Your instructions: In the records below, find each line that holds "statistically" and return it.

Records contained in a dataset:
=-=-=-=-=

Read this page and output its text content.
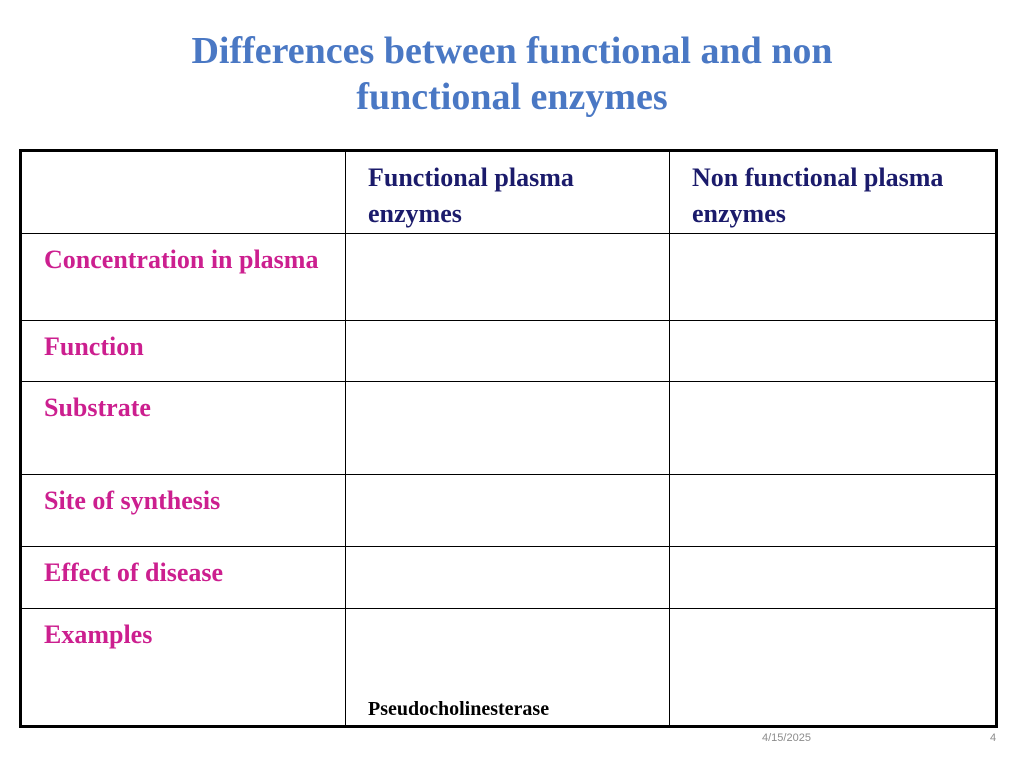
Differences between functional and non
functional enzymes
	Functional plasma enzymes	Non functional plasma enzymes
Concentration in plasma		
Function		
Substrate		
Site of synthesis		
Effect of disease		
Examples	Pseudocholinesterase	

4/15/2025	4
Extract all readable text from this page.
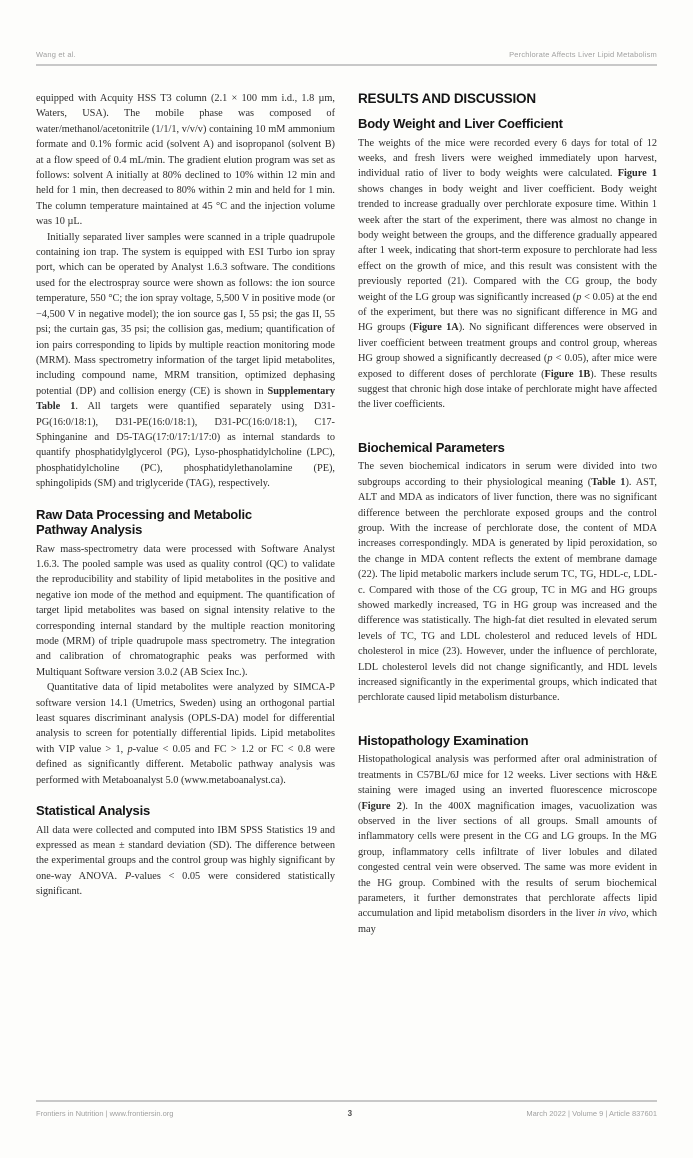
Wang et al.	Perchlorate Affects Liver Lipid Metabolism

equipped with Acquity HSS T3 column (2.1 × 100 mm i.d., 1.8 µm, Waters, USA). The mobile phase was composed of water/methanol/acetonitrile (1/1/1, v/v/v) containing 10 mM ammonium formate and 0.1% formic acid (solvent A) and isopropanol (solvent B) at a flow speed of 0.4 mL/min. The gradient elution program was set as follows: solvent A initially at 80% declined to 10% within 12 min and held for 1 min, then decreased to 80% within 2 min and held for 1 min. The column temperature maintained at 45 °C and the injection volume was 10 µL.

Initially separated liver samples were scanned in a triple quadrupole containing ion trap. The system is equipped with ESI Turbo ion spray port, which can be operated by Analyst 1.6.3 software. The conditions used for the electrospray source were shown as follows: the ion source temperature, 550 °C; the ion spray voltage, 5,500 V in positive mode (or −4,500 V in negative model); the ion source gas I, 55 psi; the gas II, 55 psi; the curtain gas, 35 psi; the collision gas, medium; quantification of ion pairs corresponding to lipids by multiple reaction monitoring mode (MRM). Mass spectrometry information of the target lipid metabolites, including compound name, MRM transition, optimized dephasing potential (DP) and collision energy (CE) is shown in Supplementary Table 1. All targets were quantified separately using D31-PG(16:0/18:1), D31-PE(16:0/18:1), D31-PC(16:0/18:1), C17-Sphinganine and D5-TAG(17:0/17:1/17:0) as internal standards to quantify phosphatidylglycerol (PG), Lyso-phosphatidylcholine (LPC), phosphatidylcholine (PC), phosphatidylethanolamine (PE), sphingolipids (SM) and triglyceride (TAG), respectively.

Raw Data Processing and Metabolic Pathway Analysis

Raw mass-spectrometry data were processed with Software Analyst 1.6.3. The pooled sample was used as quality control (QC) to validate the reproducibility and stability of lipid metabolites in the positive and negative ion mode of the method and equipment. The quantification of target lipid metabolites was based on signal intensity relative to the corresponding internal standard by the multiple reaction monitoring mode (MRM) of triple quadrupole mass spectrometry. The integration and calibration of chromatographic peaks was performed with Multiquant Software version 3.0.2 (AB Sciex Inc.).

Quantitative data of lipid metabolites were analyzed by SIMCA-P software version 14.1 (Umetrics, Sweden) using an orthogonal partial least squares discriminant analysis (OPLS-DA) model for differential analysis to screen for potentially differential lipids. Lipid metabolites with VIP value > 1, p-value < 0.05 and FC > 1.2 or FC < 0.8 were defined as significantly different. Metabolic pathway analysis was performed with Metaboanalyst 5.0 (www.metaboanalyst.ca).

Statistical Analysis

All data were collected and computed into IBM SPSS Statistics 19 and expressed as mean ± standard deviation (SD). The difference between the experimental groups and the control group was highly significant by one-way ANOVA. P-values < 0.05 were considered statistically significant.

RESULTS AND DISCUSSION
Body Weight and Liver Coefficient

The weights of the mice were recorded every 6 days for total of 12 weeks, and fresh livers were weighed immediately upon harvest, individual ratio of liver to body weights were calculated. Figure 1 shows changes in body weight and liver coefficient. Body weight trended to increase gradually over perchlorate exposure time. Within 1 week after the start of the experiment, there was almost no change in body weight between the groups, and the difference gradually appeared after 1 week, indicating that short-term exposure to perchlorate had less effect on the growth of mice, and this result was consistent with the previously reported (21). Compared with the CG group, the body weight of the LG group was significantly increased (p < 0.05) at the end of the experiment, but there was no significant difference in MG and HG groups (Figure 1A). No significant differences were observed in liver coefficient between treatment groups and control group, whereas HG group showed a significantly decreased (p < 0.05), after mice were exposed to different doses of perchlorate (Figure 1B). These results suggest that chronic high dose intake of perchlorate might have affected the liver coefficients.

Biochemical Parameters

The seven biochemical indicators in serum were divided into two subgroups according to their physiological meaning (Table 1). AST, ALT and MDA as indicators of liver function, there was no significant difference between the perchlorate exposed groups and the control group. With the increase of perchlorate dose, the content of MDA increases correspondingly. MDA is generated by lipid peroxidation, so the change in MDA content reflects the extent of membrane damage (22). The lipid metabolic markers include serum TC, TG, HDL-c, LDL-c. Compared with those of the CG group, TC in MG and HG groups showed markedly increased, TG in HG group was increased and the difference was statistically. The high-fat diet resulted in elevated serum levels of TC, TG and LDL cholesterol and reduced levels of HDL cholesterol in mice (23). However, under the influence of perchlorate, LDL cholesterol levels did not change significantly, and HDL levels increased significantly in the experimental groups, which indicated that perchlorate caused lipid metabolism disturbance.

Histopathology Examination

Histopathological analysis was performed after oral administration of treatments in C57BL/6J mice for 12 weeks. Liver sections with H&E staining were imaged using an inverted fluorescence microscope (Figure 2). In the 400X magnification images, vacuolization was observed in the liver sections of all groups. Small amounts of inflammatory cells were present in the CG and LG groups. In the MG group, inflammatory cells infiltrate of liver lobules and dilated congested central vein were observed. The same was more evident in the HG group. Combined with the results of serum biochemical parameters, it further demonstrates that perchlorate affects lipid accumulation and lipid metabolism disorders in the liver in vivo, which may

Frontiers in Nutrition | www.frontiersin.org	3	March 2022 | Volume 9 | Article 837601
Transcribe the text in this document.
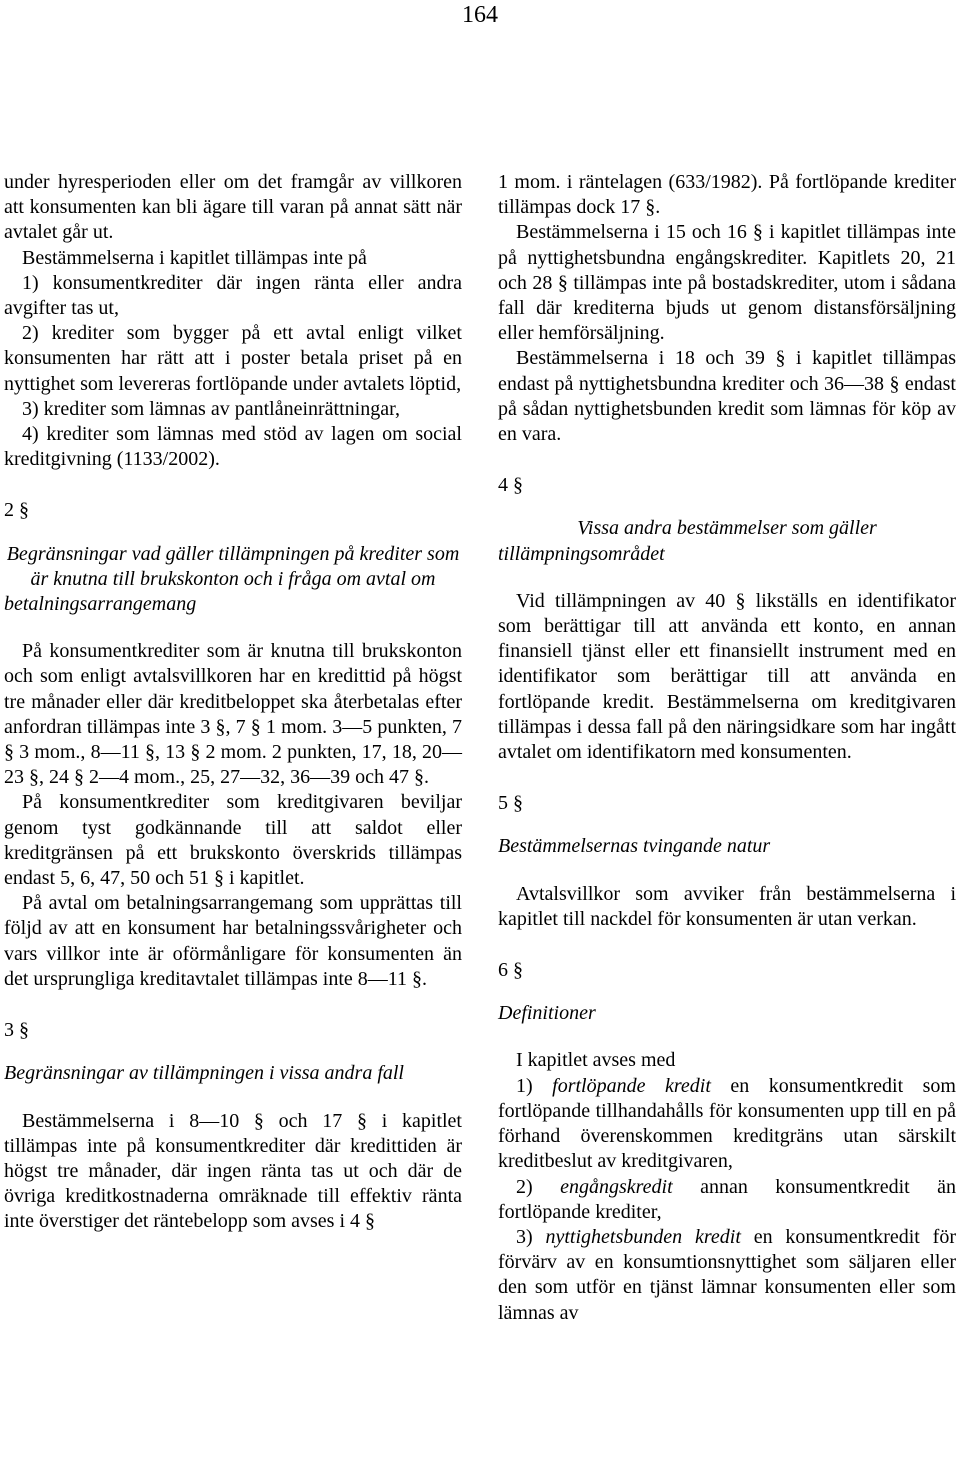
164

under hyresperioden eller om det framgår av villkoren att konsumenten kan bli ägare till varan på annat sätt när avtalet går ut.

Bestämmelserna i kapitlet tillämpas inte på

1) konsumentkrediter där ingen ränta eller andra avgifter tas ut,

2) krediter som bygger på ett avtal enligt vilket konsumenten har rätt att i poster betala priset på en nyttighet som levereras fortlöpande under avtalets löptid,

3) krediter som lämnas av pantlåneinrättningar,

4) krediter som lämnas med stöd av lagen om social kreditgivning (1133/2002).

2 §

Begränsningar vad gäller tillämpningen på krediter som är knutna till brukskonton och i fråga om avtal om betalningsarrangemang

På konsumentkrediter som är knutna till brukskonton och som enligt avtalsvillkoren har en kredittid på högst tre månader eller där kreditbeloppet ska återbetalas efter anfordran tillämpas inte 3 §, 7 § 1 mom. 3—5 punkten, 7 § 3 mom., 8—11 §, 13 § 2 mom. 2 punkten, 17, 18, 20—23 §, 24 § 2—4 mom., 25, 27—32, 36—39 och 47 §.

På konsumentkrediter som kreditgivaren beviljar genom tyst godkännande till att saldot eller kreditgränsen på ett brukskonto överskrids tillämpas endast 5, 6, 47, 50 och 51 § i kapitlet.

På avtal om betalningsarrangemang som upprättas till följd av att en konsument har betalningssvårigheter och vars villkor inte är oförmånligare för konsumenten än det ursprungliga kreditavtalet tillämpas inte 8—11 §.

3 §

Begränsningar av tillämpningen i vissa andra fall

Bestämmelserna i 8—10 § och 17 § i kapitlet tillämpas inte på konsumentkrediter där kredittiden är högst tre månader, där ingen ränta tas ut och där de övriga kreditkostnaderna omräknade till effektiv ränta inte överstiger det räntebelopp som avses i 4 §

1 mom. i räntelagen (633/1982). På fortlöpande krediter tillämpas dock 17 §.

Bestämmelserna i 15 och 16 § i kapitlet tillämpas inte på nyttighetsbundna engångskrediter. Kapitlets 20, 21 och 28 § tillämpas inte på bostadskrediter, utom i sådana fall där krediterna bjuds ut genom distansförsäljning eller hemförsäljning.

Bestämmelserna i 18 och 39 § i kapitlet tillämpas endast på nyttighetsbundna krediter och 36—38 § endast på sådan nyttighetsbunden kredit som lämnas för köp av en vara.

4 §

Vissa andra bestämmelser som gäller tillämpningsområdet

Vid tillämpningen av 40 § likställs en identifikator som berättigar till att använda ett konto, en annan finansiell tjänst eller ett finansiellt instrument med en identifikator som berättigar till att använda en fortlöpande kredit. Bestämmelserna om kreditgivaren tillämpas i dessa fall på den näringsidkare som har ingått avtalet om identifikatorn med konsumenten.

5 §

Bestämmelsernas tvingande natur

Avtalsvillkor som avviker från bestämmelserna i kapitlet till nackdel för konsumenten är utan verkan.

6 §

Definitioner

I kapitlet avses med

1) fortlöpande kredit en konsumentkredit som fortlöpande tillhandahålls för konsumenten upp till en på förhand överenskommen kreditgräns utan särskilt kreditbeslut av kreditgivaren,

2) engångskredit annan konsumentkredit än fortlöpande krediter,

3) nyttighetsbunden kredit en konsumentkredit för förvärv av en konsumtionsnyttighet som säljaren eller den som utför en tjänst lämnar konsumenten eller som lämnas av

=-=-=-=-=

Result below:
All data were collected and computed into IBM SPSS Statistics 19 and expressed as mean ± standard deviation (SD). The difference between the experimental groups and the control group was highly significant by one-way ANOVA. P-values < 0.05 were considered statistically significant.
The seven biochemical indicators in serum were divided into two subgroups according to their physiological meaning (Table 1). AST, ALT and MDA as indicators of liver function, there was no significant difference between the perchlorate exposed groups and the control group. With the increase of perchlorate dose, the content of MDA increases correspondingly. MDA is generated by lipid peroxidation, so the change in MDA content reflects the extent of membrane damage (22). The lipid metabolic markers include serum TC, TG, HDL-c, LDL-c. Compared with those of the CG group, TC in MG and HG groups showed markedly increased, TG in HG group was increased and the difference was statistically. The high-fat diet resulted in elevated serum levels of TC, TG and LDL cholesterol and reduced levels of HDL cholesterol in mice (23). However, under the influence of perchlorate, LDL cholesterol levels did not change significantly, and HDL levels increased significantly in the experimental groups, which indicated that perchlorate caused lipid metabolism disturbance.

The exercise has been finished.